▶ WHAT IS ASKED:
All of the material below is to be returned exactly.

▶ ROWS:
* start *
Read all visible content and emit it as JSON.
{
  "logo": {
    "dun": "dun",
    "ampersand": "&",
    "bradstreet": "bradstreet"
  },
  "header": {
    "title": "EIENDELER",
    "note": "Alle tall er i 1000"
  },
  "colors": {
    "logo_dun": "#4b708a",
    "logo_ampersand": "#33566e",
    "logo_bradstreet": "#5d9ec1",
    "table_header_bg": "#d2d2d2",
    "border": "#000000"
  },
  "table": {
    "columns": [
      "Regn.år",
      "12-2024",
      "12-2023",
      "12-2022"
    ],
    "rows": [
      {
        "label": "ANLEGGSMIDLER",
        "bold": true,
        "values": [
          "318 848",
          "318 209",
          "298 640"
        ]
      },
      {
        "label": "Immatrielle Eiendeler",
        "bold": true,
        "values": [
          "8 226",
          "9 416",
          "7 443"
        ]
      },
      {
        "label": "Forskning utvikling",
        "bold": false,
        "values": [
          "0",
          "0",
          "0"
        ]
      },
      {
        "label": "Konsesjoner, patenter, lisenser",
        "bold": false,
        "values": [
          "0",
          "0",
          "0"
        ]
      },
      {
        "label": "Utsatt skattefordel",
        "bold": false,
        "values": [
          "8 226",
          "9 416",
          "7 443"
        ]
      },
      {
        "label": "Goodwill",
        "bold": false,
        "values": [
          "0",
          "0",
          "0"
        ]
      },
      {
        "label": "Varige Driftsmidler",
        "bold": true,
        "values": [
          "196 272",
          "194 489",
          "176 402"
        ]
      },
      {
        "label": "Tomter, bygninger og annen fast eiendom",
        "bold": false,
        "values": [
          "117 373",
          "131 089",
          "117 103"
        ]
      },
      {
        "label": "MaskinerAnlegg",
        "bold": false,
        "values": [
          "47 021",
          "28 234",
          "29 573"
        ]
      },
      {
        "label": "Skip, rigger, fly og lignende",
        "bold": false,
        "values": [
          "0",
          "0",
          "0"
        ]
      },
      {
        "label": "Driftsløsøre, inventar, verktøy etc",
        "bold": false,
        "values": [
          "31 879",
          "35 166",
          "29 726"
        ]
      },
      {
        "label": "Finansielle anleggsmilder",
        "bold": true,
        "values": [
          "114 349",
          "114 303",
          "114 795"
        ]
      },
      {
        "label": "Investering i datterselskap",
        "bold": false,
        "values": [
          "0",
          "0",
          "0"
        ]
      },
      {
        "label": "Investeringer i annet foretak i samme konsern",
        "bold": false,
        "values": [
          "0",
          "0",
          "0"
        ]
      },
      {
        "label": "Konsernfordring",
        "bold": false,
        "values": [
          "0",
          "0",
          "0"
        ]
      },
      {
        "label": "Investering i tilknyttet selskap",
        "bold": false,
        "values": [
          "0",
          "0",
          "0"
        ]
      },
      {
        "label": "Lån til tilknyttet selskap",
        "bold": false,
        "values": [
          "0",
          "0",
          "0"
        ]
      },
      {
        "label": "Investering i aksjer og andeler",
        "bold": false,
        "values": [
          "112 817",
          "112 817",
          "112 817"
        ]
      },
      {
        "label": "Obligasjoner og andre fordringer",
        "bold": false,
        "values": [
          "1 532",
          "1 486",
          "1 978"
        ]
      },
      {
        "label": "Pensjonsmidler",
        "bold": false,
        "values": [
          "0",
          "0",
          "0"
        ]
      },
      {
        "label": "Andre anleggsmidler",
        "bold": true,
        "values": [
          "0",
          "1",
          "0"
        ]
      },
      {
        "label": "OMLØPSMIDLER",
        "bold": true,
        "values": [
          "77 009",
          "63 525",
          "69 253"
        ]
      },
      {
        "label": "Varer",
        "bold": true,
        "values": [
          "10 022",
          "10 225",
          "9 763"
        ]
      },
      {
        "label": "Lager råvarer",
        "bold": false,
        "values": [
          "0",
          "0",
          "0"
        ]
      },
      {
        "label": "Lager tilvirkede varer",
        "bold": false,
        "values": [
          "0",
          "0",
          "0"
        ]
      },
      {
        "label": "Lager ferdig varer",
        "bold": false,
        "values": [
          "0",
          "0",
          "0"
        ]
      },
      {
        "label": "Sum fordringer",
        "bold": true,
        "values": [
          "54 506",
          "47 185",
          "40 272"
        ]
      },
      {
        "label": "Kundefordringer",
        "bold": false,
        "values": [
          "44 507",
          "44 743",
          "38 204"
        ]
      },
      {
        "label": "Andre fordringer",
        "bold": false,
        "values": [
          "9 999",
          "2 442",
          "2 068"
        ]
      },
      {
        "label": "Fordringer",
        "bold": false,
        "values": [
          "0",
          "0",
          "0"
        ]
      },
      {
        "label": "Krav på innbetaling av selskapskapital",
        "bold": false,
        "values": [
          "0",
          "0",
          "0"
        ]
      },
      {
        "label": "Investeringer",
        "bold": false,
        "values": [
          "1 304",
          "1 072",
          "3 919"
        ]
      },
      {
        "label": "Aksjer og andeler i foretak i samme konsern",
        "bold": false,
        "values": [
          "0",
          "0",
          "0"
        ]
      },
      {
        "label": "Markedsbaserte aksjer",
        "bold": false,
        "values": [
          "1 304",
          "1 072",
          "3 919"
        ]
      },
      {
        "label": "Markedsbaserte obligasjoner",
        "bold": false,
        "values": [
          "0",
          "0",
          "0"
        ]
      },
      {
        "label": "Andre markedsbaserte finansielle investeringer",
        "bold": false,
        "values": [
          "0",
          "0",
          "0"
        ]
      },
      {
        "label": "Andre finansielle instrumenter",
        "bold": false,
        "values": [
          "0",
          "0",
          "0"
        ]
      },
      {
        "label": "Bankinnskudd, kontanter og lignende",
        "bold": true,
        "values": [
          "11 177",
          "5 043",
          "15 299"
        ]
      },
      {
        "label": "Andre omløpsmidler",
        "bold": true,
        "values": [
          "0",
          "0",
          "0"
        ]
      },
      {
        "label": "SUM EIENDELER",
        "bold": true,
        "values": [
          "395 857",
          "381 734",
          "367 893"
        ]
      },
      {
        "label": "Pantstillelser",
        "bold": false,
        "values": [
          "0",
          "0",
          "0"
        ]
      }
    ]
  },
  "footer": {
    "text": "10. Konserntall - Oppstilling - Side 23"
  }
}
* end *
▶ FULL SOLUTION:
Read all visible content and emit it as JSON.
{
  "logo": {
    "dun": "dun",
    "ampersand": "&",
    "bradstreet": "bradstreet"
  },
  "header": {
    "title": "EIENDELER",
    "note": "Alle tall er i 1000"
  },
  "colors": {
    "logo_dun": "#4b708a",
    "logo_ampersand": "#33566e",
    "logo_bradstreet": "#5d9ec1",
    "table_header_bg": "#d2d2d2",
    "border": "#000000"
  },
  "table": {
    "columns": [
      "Regn.år",
      "12-2024",
      "12-2023",
      "12-2022"
    ],
    "rows": [
      {
        "label": "ANLEGGSMIDLER",
        "bold": true,
        "values": [
          "318 848",
          "318 209",
          "298 640"
        ]
      },
      {
        "label": "Immatrielle Eiendeler",
        "bold": true,
        "values": [
          "8 226",
          "9 416",
          "7 443"
        ]
      },
      {
        "label": "Forskning utvikling",
        "bold": false,
        "values": [
          "0",
          "0",
          "0"
        ]
      },
      {
        "label": "Konsesjoner, patenter, lisenser",
        "bold": false,
        "values": [
          "0",
          "0",
          "0"
        ]
      },
      {
        "label": "Utsatt skattefordel",
        "bold": false,
        "values": [
          "8 226",
          "9 416",
          "7 443"
        ]
      },
      {
        "label": "Goodwill",
        "bold": false,
        "values": [
          "0",
          "0",
          "0"
        ]
      },
      {
        "label": "Varige Driftsmidler",
        "bold": true,
        "values": [
          "196 272",
          "194 489",
          "176 402"
        ]
      },
      {
        "label": "Tomter, bygninger og annen fast eiendom",
        "bold": false,
        "values": [
          "117 373",
          "131 089",
          "117 103"
        ]
      },
      {
        "label": "MaskinerAnlegg",
        "bold": false,
        "values": [
          "47 021",
          "28 234",
          "29 573"
        ]
      },
      {
        "label": "Skip, rigger, fly og lignende",
        "bold": false,
        "values": [
          "0",
          "0",
          "0"
        ]
      },
      {
        "label": "Driftsløsøre, inventar, verktøy etc",
        "bold": false,
        "values": [
          "31 879",
          "35 166",
          "29 726"
        ]
      },
      {
        "label": "Finansielle anleggsmilder",
        "bold": true,
        "values": [
          "114 349",
          "114 303",
          "114 795"
        ]
      },
      {
        "label": "Investering i datterselskap",
        "bold": false,
        "values": [
          "0",
          "0",
          "0"
        ]
      },
      {
        "label": "Investeringer i annet foretak i samme konsern",
        "bold": false,
        "values": [
          "0",
          "0",
          "0"
        ]
      },
      {
        "label": "Konsernfordring",
        "bold": false,
        "values": [
          "0",
          "0",
          "0"
        ]
      },
      {
        "label": "Investering i tilknyttet selskap",
        "bold": false,
        "values": [
          "0",
          "0",
          "0"
        ]
      },
      {
        "label": "Lån til tilknyttet selskap",
        "bold": false,
        "values": [
          "0",
          "0",
          "0"
        ]
      },
      {
        "label": "Investering i aksjer og andeler",
        "bold": false,
        "values": [
          "112 817",
          "112 817",
          "112 817"
        ]
      },
      {
        "label": "Obligasjoner og andre fordringer",
        "bold": false,
        "values": [
          "1 532",
          "1 486",
          "1 978"
        ]
      },
      {
        "label": "Pensjonsmidler",
        "bold": false,
        "values": [
          "0",
          "0",
          "0"
        ]
      },
      {
        "label": "Andre anleggsmidler",
        "bold": true,
        "values": [
          "0",
          "1",
          "0"
        ]
      },
      {
        "label": "OMLØPSMIDLER",
        "bold": true,
        "values": [
          "77 009",
          "63 525",
          "69 253"
        ]
      },
      {
        "label": "Varer",
        "bold": true,
        "values": [
          "10 022",
          "10 225",
          "9 763"
        ]
      },
      {
        "label": "Lager råvarer",
        "bold": false,
        "values": [
          "0",
          "0",
          "0"
        ]
      },
      {
        "label": "Lager tilvirkede varer",
        "bold": false,
        "values": [
          "0",
          "0",
          "0"
        ]
      },
      {
        "label": "Lager ferdig varer",
        "bold": false,
        "values": [
          "0",
          "0",
          "0"
        ]
      },
      {
        "label": "Sum fordringer",
        "bold": true,
        "values": [
          "54 506",
          "47 185",
          "40 272"
        ]
      },
      {
        "label": "Kundefordringer",
        "bold": false,
        "values": [
          "44 507",
          "44 743",
          "38 204"
        ]
      },
      {
        "label": "Andre fordringer",
        "bold": false,
        "values": [
          "9 999",
          "2 442",
          "2 068"
        ]
      },
      {
        "label": "Fordringer",
        "bold": false,
        "values": [
          "0",
          "0",
          "0"
        ]
      },
      {
        "label": "Krav på innbetaling av selskapskapital",
        "bold": false,
        "values": [
          "0",
          "0",
          "0"
        ]
      },
      {
        "label": "Investeringer",
        "bold": false,
        "values": [
          "1 304",
          "1 072",
          "3 919"
        ]
      },
      {
        "label": "Aksjer og andeler i foretak i samme konsern",
        "bold": false,
        "values": [
          "0",
          "0",
          "0"
        ]
      },
      {
        "label": "Markedsbaserte aksjer",
        "bold": false,
        "values": [
          "1 304",
          "1 072",
          "3 919"
        ]
      },
      {
        "label": "Markedsbaserte obligasjoner",
        "bold": false,
        "values": [
          "0",
          "0",
          "0"
        ]
      },
      {
        "label": "Andre markedsbaserte finansielle investeringer",
        "bold": false,
        "values": [
          "0",
          "0",
          "0"
        ]
      },
      {
        "label": "Andre finansielle instrumenter",
        "bold": false,
        "values": [
          "0",
          "0",
          "0"
        ]
      },
      {
        "label": "Bankinnskudd, kontanter og lignende",
        "bold": true,
        "values": [
          "11 177",
          "5 043",
          "15 299"
        ]
      },
      {
        "label": "Andre omløpsmidler",
        "bold": true,
        "values": [
          "0",
          "0",
          "0"
        ]
      },
      {
        "label": "SUM EIENDELER",
        "bold": true,
        "values": [
          "395 857",
          "381 734",
          "367 893"
        ]
      },
      {
        "label": "Pantstillelser",
        "bold": false,
        "values": [
          "0",
          "0",
          "0"
        ]
      }
    ]
  },
  "footer": {
    "text": "10. Konserntall - Oppstilling - Side 23"
  }
}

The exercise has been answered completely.